| Work required |
Your answer should be a single number: the count of lines that include "solution".
-------------------------
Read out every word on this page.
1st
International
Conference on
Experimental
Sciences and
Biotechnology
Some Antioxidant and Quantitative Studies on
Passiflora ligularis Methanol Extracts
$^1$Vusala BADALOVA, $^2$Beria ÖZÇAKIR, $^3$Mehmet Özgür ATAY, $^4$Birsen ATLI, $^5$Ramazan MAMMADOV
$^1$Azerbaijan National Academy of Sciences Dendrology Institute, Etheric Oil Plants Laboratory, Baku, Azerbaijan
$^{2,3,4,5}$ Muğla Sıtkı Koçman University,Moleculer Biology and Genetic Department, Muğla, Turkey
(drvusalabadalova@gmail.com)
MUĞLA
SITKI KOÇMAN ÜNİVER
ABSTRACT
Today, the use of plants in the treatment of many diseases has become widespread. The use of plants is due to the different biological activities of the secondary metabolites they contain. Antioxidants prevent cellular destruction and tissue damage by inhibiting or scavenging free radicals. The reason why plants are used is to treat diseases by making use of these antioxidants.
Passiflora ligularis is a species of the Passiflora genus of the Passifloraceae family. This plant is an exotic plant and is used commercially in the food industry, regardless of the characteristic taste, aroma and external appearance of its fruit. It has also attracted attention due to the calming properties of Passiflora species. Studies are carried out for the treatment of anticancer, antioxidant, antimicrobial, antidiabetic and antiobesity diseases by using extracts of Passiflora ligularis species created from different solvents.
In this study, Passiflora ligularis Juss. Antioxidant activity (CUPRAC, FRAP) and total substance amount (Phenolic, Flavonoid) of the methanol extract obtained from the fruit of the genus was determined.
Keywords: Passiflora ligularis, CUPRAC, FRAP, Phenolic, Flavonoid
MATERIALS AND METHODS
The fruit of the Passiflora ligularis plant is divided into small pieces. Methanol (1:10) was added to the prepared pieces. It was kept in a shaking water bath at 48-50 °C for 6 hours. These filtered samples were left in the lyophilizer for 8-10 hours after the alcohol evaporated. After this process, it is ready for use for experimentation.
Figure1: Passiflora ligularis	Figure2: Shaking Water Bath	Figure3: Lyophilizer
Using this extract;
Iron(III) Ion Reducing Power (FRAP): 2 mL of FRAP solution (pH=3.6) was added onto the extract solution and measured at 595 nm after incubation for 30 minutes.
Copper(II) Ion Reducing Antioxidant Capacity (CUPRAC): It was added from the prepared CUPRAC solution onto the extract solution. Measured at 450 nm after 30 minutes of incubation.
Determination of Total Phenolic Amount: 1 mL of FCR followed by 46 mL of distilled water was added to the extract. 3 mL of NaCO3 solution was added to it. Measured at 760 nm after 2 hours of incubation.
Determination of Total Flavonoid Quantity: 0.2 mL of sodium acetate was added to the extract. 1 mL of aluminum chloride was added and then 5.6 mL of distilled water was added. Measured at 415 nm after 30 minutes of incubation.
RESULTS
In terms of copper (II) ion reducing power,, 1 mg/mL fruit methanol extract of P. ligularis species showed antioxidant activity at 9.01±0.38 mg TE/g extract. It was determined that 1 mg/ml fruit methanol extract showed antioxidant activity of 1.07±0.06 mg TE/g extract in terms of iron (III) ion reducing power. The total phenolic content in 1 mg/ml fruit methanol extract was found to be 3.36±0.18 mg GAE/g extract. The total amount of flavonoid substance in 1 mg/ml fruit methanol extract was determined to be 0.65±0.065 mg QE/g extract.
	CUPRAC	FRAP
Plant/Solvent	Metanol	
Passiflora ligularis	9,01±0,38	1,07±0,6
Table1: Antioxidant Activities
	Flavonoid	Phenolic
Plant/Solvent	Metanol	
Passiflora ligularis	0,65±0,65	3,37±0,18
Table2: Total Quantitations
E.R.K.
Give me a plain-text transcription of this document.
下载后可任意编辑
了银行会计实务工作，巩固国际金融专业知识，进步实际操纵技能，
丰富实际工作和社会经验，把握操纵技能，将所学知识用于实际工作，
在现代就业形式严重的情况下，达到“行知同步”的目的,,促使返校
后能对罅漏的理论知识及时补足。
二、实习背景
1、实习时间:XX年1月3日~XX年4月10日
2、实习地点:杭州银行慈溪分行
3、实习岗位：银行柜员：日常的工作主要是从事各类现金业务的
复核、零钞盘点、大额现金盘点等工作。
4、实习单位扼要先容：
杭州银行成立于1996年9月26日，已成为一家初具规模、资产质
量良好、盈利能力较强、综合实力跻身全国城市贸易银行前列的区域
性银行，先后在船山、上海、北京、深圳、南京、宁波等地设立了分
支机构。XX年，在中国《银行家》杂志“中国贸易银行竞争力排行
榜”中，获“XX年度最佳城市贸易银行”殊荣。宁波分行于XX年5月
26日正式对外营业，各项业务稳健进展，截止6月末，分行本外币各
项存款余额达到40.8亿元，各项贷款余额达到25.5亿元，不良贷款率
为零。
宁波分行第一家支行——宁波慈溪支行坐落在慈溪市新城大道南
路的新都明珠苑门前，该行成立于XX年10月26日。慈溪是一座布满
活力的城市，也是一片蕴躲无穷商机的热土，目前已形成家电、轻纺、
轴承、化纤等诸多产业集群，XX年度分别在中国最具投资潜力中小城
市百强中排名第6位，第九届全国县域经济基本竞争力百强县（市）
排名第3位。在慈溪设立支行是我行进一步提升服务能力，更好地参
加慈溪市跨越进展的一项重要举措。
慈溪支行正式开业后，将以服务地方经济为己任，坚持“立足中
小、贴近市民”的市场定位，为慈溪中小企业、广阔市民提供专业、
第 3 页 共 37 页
-------------------------
| Output below |
3